COMPLETE THE FOLLOWING ->
[1] In the article on helping farmers, foresters, and ranchers combat climate change, what does the task force say Congress should do with funding for USDA conservation programs?
[2] Continue the article on helping farmers, foresters, and ranchers combat climate change from the point where it stops.
--- Start PROVIDED TEXT ---
Six Ways to Help Farmers, Foresters, and Ranchers Combat Climate Change

We were proud to support a broad coalition effort to identify priority policies for improving private land habitat and capture more carbon

The TRCP has long been a vocal advocate for farmers, foresters, and ranchers who are strong partners in conservation. This commitment is most recently shown through our membership in the Bipartisan Policy Council Farm and Forest Carbon Solutions Task Force, a group of organizations working together to develop policy proposals that enhance climate-smart agriculture and forestry practices. We’re proud to support the resulting recommendations that recognize and incentivize actions by private landowners to invest in the productivity of their land, while delivering better wildlife habitat, more hunting and fishing access, greater resilience to the effects of climate change, and increased carbon stored in soils, forests, and wood products.

The task force recommendations cover a range of actions across six broad policy objectives. Here are some of the highlights.

Start With What’s Already Working

The task force recommended expanding existing Farm Bill programs that already deliver climate benefits and offer pathways to new market opportunities for farmers, ranchers, and forest landowners. To do this, Congress should double funding for USDA conservation programs. Conservation practices have been proven to improve habitat while also storing and sequestering more carbon. The TRCP supports boosting funding to deliver increased carbon sequestration and soil health, rather than borrowing from existing funding that supports much-needed wildlife and water quality. Learn more about Farm Bill conservation programs and take action in support of doubling investments in private land habitat.
--- End PROVIDED TEXT ---
--- Start LISTED ENTRIES ---
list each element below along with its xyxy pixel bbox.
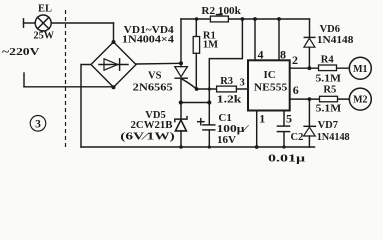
svg-text:5.1M: 5.1M <box>316 104 342 115</box>
svg-text:R3: R3 <box>220 76 233 87</box>
svg-text:~220V: ~220V <box>2 46 40 58</box>
svg-text:2N6565: 2N6565 <box>133 83 173 94</box>
svg-text:1N4148: 1N4148 <box>317 35 354 46</box>
svg-text:1N4148: 1N4148 <box>317 132 350 143</box>
svg-text:5.1M: 5.1M <box>316 74 342 85</box>
svg-text:3: 3 <box>35 119 41 131</box>
svg-text:C1: C1 <box>218 112 231 124</box>
svg-text:M1: M1 <box>353 64 367 75</box>
svg-text:M2: M2 <box>353 95 367 106</box>
svg-text:1: 1 <box>259 112 265 126</box>
svg-text:EL: EL <box>38 3 52 14</box>
svg-text:IC: IC <box>264 69 276 81</box>
svg-text:100μ∕: 100μ∕ <box>217 124 250 135</box>
svg-text:VD6: VD6 <box>320 24 340 35</box>
svg-text:C2: C2 <box>291 132 304 143</box>
svg-text:4: 4 <box>258 48 264 62</box>
svg-text:R5: R5 <box>323 85 336 96</box>
svg-text:1M: 1M <box>203 40 218 51</box>
svg-text:1.2k: 1.2k <box>217 94 242 105</box>
svg-text:8: 8 <box>280 48 286 62</box>
svg-text:2: 2 <box>292 53 298 67</box>
svg-text:0.01μ: 0.01μ <box>268 154 305 165</box>
svg-text:1N4004×4: 1N4004×4 <box>122 35 175 46</box>
svg-text:2CW21B: 2CW21B <box>131 120 173 131</box>
svg-text:5: 5 <box>286 112 292 126</box>
svg-text:3: 3 <box>240 78 245 89</box>
svg-text:16V: 16V <box>217 135 236 146</box>
svg-text:25W: 25W <box>34 31 55 42</box>
svg-text:VS: VS <box>148 70 162 81</box>
svg-text:VD7: VD7 <box>318 120 338 131</box>
svg-text:R4: R4 <box>321 55 335 66</box>
svg-text:NE555: NE555 <box>254 83 287 94</box>
svg-text:6: 6 <box>293 83 299 97</box>
svg-text:(6V∕1W): (6V∕1W) <box>120 132 175 143</box>
svg-text:R2 100k: R2 100k <box>201 6 241 17</box>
--- End LISTED ENTRIES ---
WRITTEN ANSWERS ->
[1] Congress should double it.

[2]
Give Landowners More On-the-Ground Support

With new opportunities for landowners to implement natural climate solutions, there’s also a need to expand technical assistance to support them and address related workforce needs. The USDA should recruit private-sector partners to work with their Extension offices and provide training on climate-smart practices. Farmers, ranchers, and foresters can play a pivotal role in addressing climate change, but most don’t know how or where to start. When they do look for help, it’s usually within their own community or from trusted representatives, including agricultural retailers, cooperatives, seed and feed companies, other landowners, procurement foresters, and nonprofits. Many of the TRCP’s partners regularly serve in this capacity with existing networks and should be leveraged to expand access to and engagement with USDA programs.

At the same time, the administration should strengthen USDA’s data and technology capacity to allow farmers, foresters, ranchers, and other landowners to more easily estimate the impact of adopting climate-smart practices on their land. Providing clarity and supporting their decision-making would maximize the benefits—including better habitat—of natural climate solutions.

Strengthen Carbon Markets

The task force also recommends that Congress pass the Growing Climate Solutions Act and the Rural Forest Markets Act, which would reduce barriers to entry for voluntary carbon markets, improve market integrity, and create jobs. Together, these bills establish trusted and credible third-party verifiers and technical service providers and offer guaranteed federal loans to voluntarily manage land that generates carbon credits while improving habitat and air and water quality.

USDA should use the Commodity Credit Corporation, which provides U.S. producers with financial assistance, to support piloting of climate-smart practices. By lowering the transaction cost for landowners and leveraging carbon markets, this initiative can promote innovation and test new tools. Priority should be given to projects and practices that provide other co-benefits, such as improvement in habitat, access, or air and water quality.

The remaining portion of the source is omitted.